▼

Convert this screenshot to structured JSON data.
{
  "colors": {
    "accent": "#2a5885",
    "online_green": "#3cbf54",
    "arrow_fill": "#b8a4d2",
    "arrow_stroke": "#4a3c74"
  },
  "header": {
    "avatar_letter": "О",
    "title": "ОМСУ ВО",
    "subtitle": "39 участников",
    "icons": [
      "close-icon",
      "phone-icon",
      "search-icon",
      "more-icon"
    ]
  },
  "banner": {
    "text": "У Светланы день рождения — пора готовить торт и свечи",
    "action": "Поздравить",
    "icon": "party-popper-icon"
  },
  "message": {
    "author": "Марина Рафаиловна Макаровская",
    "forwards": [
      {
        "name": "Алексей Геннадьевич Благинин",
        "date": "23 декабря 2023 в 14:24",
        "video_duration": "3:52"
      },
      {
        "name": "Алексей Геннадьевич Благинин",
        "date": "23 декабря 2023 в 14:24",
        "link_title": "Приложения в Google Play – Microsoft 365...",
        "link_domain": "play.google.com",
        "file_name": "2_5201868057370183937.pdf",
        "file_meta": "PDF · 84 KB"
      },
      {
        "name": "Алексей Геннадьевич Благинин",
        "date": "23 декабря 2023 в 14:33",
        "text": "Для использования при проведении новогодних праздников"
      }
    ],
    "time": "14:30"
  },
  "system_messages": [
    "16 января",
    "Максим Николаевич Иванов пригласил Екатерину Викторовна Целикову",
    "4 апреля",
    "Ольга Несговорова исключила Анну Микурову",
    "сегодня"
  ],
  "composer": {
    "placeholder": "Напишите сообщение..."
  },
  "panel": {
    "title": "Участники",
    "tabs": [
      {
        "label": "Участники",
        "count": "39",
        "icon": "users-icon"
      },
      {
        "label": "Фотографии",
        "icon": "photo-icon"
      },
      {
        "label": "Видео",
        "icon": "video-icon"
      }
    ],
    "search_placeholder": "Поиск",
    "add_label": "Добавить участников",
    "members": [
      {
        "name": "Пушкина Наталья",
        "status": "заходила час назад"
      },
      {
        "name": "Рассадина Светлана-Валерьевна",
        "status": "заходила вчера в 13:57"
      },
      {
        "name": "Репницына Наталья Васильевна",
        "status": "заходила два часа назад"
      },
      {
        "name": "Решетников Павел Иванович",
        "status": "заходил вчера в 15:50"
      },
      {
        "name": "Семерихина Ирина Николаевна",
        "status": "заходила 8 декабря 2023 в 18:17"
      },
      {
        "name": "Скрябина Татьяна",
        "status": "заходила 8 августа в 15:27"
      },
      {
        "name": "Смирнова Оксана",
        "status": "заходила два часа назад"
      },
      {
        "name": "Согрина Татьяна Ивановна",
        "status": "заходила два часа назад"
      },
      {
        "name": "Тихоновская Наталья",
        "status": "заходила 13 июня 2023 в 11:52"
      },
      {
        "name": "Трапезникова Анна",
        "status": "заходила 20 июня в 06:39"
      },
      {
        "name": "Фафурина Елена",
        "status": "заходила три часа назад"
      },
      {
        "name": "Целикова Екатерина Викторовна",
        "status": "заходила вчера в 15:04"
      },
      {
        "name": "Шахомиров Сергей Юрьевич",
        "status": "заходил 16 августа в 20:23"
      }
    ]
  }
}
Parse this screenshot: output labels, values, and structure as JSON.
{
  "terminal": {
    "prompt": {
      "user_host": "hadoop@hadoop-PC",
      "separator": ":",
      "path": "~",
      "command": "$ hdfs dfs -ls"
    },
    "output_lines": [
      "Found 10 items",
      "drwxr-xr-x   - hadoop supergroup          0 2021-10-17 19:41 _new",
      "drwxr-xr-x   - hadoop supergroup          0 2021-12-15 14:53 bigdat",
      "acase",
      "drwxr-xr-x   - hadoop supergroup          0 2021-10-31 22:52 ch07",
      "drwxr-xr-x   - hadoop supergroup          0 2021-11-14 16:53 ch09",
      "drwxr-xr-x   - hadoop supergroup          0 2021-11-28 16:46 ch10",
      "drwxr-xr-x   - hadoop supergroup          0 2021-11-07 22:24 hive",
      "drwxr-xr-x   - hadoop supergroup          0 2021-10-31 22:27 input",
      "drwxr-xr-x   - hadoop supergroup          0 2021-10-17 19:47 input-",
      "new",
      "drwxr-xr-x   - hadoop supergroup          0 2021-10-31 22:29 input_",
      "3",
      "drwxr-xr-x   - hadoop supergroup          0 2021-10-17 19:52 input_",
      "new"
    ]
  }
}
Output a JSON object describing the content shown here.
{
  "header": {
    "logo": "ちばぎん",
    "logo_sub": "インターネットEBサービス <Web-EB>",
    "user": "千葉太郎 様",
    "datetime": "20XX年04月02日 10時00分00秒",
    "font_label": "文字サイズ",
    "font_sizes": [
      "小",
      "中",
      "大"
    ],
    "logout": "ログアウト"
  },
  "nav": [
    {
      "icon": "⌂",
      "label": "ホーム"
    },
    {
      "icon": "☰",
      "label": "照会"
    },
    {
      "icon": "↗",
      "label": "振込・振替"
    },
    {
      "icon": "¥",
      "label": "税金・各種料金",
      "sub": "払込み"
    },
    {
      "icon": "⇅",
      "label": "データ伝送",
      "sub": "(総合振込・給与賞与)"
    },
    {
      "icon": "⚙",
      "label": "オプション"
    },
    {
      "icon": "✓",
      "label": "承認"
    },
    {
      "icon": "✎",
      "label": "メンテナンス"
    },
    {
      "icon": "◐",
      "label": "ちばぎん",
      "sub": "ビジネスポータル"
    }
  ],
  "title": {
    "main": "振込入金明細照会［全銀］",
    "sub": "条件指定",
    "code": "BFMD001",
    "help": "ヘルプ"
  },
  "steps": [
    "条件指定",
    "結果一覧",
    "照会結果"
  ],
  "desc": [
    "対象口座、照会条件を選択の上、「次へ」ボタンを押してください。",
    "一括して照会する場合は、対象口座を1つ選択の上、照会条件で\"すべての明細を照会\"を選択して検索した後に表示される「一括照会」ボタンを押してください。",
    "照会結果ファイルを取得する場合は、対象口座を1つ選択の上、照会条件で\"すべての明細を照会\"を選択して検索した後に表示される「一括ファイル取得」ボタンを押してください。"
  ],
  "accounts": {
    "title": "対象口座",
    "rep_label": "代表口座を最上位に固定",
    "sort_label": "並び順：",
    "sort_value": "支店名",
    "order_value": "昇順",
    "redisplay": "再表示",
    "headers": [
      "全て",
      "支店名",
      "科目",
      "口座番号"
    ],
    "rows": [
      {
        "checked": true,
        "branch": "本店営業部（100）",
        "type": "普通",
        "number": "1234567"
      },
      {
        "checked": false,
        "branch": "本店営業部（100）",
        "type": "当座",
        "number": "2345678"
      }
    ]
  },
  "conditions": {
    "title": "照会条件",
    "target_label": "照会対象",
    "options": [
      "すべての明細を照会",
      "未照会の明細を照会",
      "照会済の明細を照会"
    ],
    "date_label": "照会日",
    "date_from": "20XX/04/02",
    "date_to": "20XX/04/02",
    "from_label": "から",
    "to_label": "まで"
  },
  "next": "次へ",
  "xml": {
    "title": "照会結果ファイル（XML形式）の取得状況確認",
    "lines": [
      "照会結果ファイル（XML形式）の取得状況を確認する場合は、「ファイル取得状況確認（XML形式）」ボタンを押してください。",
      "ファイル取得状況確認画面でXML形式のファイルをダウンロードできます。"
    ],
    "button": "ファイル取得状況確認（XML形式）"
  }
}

▲

Objective: State only the count of lines above that hold the string "декабря".

Completed exercise: 4